[Collected data entries]
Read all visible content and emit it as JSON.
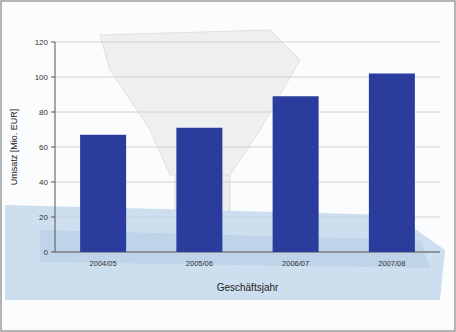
{
  "chart_data": {
    "type": "bar",
    "title": null,
    "x_label": "Geschäftsjahr",
    "y_label": "Umsatz [Mio. EUR]",
    "categories": [
      "2004/05",
      "2005/06",
      "2006/07",
      "2007/08"
    ],
    "values": [
      67,
      71,
      89,
      102
    ],
    "color": "#2a3c9c",
    "ylim": [
      0,
      120
    ],
    "yticks": [
      0,
      20,
      40,
      60,
      80,
      100,
      120
    ],
    "grid": true
  }
}
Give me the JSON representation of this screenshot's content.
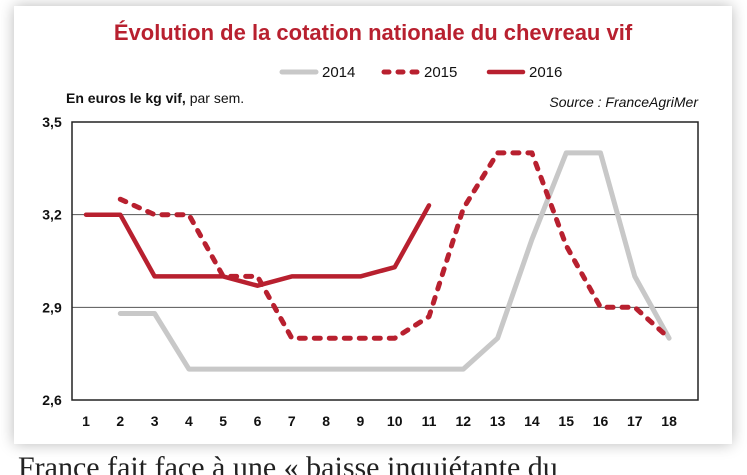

* **Goal**
Retype all the records shown above, character for character. Omit every picture.

* **Response to the task**
Read all visible content and emit it as JSON.
{
  "chart_data": {
    "type": "bar",
    "title": null,
    "x_label": "Geschäftsjahr",
    "y_label": "Umsatz [Mio. EUR]",
    "categories": [
      "2004/05",
      "2005/06",
      "2006/07",
      "2007/08"
    ],
    "values": [
      67,
      71,
      89,
      102
    ],
    "color": "#2a3c9c",
    "ylim": [
      0,
      120
    ],
    "yticks": [
      0,
      20,
      40,
      60,
      80,
      100,
      120
    ],
    "grid": true
  }
}
Give me the JSON representation of this screenshot's content.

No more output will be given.